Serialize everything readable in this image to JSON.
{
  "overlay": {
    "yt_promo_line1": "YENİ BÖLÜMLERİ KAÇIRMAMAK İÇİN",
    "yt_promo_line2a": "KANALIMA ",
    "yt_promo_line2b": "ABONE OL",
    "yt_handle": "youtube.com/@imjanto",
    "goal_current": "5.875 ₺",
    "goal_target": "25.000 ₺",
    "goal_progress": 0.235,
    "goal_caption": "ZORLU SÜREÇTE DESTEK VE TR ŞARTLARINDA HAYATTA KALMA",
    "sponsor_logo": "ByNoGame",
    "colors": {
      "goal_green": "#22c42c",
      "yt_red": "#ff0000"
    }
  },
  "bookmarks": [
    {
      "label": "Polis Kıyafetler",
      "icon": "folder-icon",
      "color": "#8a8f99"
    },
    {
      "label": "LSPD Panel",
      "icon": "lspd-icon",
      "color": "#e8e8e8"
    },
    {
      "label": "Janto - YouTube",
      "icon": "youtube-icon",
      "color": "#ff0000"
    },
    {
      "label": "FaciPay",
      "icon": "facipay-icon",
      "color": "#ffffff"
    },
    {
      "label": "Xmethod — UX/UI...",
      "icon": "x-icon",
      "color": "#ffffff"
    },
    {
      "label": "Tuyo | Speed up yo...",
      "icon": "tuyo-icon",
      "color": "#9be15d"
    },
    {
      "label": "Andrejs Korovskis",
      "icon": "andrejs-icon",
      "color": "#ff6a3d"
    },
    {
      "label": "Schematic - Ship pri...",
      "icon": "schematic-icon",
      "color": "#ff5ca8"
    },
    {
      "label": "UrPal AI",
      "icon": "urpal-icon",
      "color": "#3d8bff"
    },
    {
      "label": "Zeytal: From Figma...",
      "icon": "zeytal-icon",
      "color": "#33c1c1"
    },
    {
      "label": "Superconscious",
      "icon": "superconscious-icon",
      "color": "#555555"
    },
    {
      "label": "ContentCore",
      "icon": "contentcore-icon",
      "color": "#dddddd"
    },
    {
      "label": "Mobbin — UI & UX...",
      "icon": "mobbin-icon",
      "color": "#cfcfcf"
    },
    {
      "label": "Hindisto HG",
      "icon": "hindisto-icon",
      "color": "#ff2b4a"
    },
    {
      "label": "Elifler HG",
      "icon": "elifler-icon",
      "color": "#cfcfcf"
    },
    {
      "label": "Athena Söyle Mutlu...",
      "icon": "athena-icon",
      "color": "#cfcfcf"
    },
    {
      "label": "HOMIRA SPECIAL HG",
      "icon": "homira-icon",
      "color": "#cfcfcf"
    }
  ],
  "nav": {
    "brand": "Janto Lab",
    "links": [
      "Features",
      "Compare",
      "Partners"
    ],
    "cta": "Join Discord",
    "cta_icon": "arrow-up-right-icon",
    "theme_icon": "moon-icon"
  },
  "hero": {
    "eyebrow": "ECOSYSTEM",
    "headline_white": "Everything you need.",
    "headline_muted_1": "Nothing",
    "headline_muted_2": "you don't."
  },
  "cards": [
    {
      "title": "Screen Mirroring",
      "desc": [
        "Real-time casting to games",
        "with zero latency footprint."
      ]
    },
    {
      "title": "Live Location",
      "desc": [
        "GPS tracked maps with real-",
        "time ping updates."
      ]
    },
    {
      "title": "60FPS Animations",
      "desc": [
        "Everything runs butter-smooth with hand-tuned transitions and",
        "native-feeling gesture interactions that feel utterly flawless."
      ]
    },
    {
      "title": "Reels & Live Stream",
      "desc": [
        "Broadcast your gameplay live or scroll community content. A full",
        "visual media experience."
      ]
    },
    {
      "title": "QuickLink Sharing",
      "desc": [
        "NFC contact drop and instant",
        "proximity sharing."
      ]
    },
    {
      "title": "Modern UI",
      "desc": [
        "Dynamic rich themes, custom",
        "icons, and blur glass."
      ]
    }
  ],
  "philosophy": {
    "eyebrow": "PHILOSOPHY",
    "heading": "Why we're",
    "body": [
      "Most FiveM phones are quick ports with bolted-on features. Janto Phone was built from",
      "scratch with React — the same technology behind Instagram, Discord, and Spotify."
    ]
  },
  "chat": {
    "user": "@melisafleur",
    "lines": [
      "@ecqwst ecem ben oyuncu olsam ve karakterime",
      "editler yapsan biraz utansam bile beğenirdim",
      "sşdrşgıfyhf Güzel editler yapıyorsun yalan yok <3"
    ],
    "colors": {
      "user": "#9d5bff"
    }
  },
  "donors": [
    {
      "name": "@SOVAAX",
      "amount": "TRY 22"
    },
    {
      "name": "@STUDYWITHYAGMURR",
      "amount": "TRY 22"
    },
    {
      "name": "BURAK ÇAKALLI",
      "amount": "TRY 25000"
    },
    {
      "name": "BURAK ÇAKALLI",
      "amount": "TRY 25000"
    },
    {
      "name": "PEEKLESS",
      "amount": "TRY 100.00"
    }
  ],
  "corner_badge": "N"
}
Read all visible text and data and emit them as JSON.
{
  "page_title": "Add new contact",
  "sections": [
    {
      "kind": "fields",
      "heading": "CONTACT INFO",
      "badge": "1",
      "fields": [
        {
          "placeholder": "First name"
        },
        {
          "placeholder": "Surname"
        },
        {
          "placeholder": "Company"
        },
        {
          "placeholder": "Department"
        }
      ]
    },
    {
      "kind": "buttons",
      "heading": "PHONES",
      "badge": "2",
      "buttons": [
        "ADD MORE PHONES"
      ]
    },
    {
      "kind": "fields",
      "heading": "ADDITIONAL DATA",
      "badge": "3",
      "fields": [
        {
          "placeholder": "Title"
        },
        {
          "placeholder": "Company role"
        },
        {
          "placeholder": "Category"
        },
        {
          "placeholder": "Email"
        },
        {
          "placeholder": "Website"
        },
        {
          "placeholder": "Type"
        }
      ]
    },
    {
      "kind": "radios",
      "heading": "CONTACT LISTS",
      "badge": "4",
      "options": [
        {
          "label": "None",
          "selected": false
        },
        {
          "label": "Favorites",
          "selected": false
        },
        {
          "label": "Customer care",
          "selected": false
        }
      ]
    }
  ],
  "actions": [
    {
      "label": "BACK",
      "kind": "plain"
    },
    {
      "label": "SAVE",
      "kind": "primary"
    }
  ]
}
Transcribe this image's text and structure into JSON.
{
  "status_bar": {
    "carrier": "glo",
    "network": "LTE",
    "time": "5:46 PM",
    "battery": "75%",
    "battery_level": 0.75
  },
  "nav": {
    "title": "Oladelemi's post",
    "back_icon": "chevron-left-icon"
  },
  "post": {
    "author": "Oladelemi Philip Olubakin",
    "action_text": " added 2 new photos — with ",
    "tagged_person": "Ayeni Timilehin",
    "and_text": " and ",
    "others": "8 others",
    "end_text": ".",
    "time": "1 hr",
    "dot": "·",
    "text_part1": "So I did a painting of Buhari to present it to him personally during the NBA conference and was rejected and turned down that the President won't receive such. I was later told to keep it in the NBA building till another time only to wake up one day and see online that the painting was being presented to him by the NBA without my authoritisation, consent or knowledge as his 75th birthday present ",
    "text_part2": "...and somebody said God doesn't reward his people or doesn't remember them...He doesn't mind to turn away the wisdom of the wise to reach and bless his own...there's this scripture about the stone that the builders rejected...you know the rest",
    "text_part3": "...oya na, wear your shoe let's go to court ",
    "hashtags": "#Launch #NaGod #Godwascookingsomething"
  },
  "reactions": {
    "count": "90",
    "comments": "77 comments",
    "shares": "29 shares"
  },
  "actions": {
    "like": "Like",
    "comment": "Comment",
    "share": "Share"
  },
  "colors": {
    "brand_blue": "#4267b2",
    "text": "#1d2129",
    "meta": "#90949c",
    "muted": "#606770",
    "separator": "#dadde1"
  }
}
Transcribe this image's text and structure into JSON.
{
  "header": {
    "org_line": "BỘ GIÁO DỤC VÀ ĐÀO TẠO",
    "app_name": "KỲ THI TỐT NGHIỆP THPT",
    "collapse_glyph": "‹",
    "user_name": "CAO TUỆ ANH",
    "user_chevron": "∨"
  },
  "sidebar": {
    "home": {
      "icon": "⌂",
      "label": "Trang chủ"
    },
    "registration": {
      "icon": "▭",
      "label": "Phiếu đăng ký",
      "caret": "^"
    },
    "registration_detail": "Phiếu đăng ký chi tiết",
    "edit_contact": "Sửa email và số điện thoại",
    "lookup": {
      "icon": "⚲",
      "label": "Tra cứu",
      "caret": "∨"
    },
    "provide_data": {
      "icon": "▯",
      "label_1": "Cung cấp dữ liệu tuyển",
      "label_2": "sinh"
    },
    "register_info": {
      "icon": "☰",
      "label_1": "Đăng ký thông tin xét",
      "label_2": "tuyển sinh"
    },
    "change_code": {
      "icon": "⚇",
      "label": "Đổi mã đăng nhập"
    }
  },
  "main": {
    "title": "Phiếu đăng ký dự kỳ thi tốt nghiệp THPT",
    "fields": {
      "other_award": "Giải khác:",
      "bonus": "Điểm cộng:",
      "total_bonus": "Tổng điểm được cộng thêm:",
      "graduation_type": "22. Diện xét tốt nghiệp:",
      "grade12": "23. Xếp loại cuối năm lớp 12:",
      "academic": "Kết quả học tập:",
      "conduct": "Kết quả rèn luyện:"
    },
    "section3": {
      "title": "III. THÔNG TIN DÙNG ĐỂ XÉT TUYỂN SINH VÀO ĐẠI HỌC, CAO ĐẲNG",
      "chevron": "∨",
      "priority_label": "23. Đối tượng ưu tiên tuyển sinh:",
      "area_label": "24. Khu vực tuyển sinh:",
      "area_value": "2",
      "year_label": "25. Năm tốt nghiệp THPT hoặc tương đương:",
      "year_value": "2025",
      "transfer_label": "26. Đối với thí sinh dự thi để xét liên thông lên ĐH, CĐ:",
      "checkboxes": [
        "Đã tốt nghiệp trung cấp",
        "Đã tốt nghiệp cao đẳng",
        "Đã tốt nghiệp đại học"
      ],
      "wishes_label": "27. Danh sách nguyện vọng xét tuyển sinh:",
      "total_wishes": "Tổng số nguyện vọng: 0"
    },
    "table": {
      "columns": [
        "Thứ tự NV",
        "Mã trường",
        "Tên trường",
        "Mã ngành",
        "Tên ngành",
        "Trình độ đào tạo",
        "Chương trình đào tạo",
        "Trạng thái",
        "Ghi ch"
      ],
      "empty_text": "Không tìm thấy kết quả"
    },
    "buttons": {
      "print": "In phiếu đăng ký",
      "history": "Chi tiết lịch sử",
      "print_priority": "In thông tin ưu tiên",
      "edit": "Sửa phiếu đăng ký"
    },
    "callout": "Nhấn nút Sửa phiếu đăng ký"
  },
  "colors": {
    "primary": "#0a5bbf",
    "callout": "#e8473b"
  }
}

------------------------------------------------------------------------

## To do
The lines to collect are those holding the string "callout"; copy them all.

## Exercise answer
    "callout": "Nhấn nút Sửa phiếu đăng ký"
    "callout": "#e8473b"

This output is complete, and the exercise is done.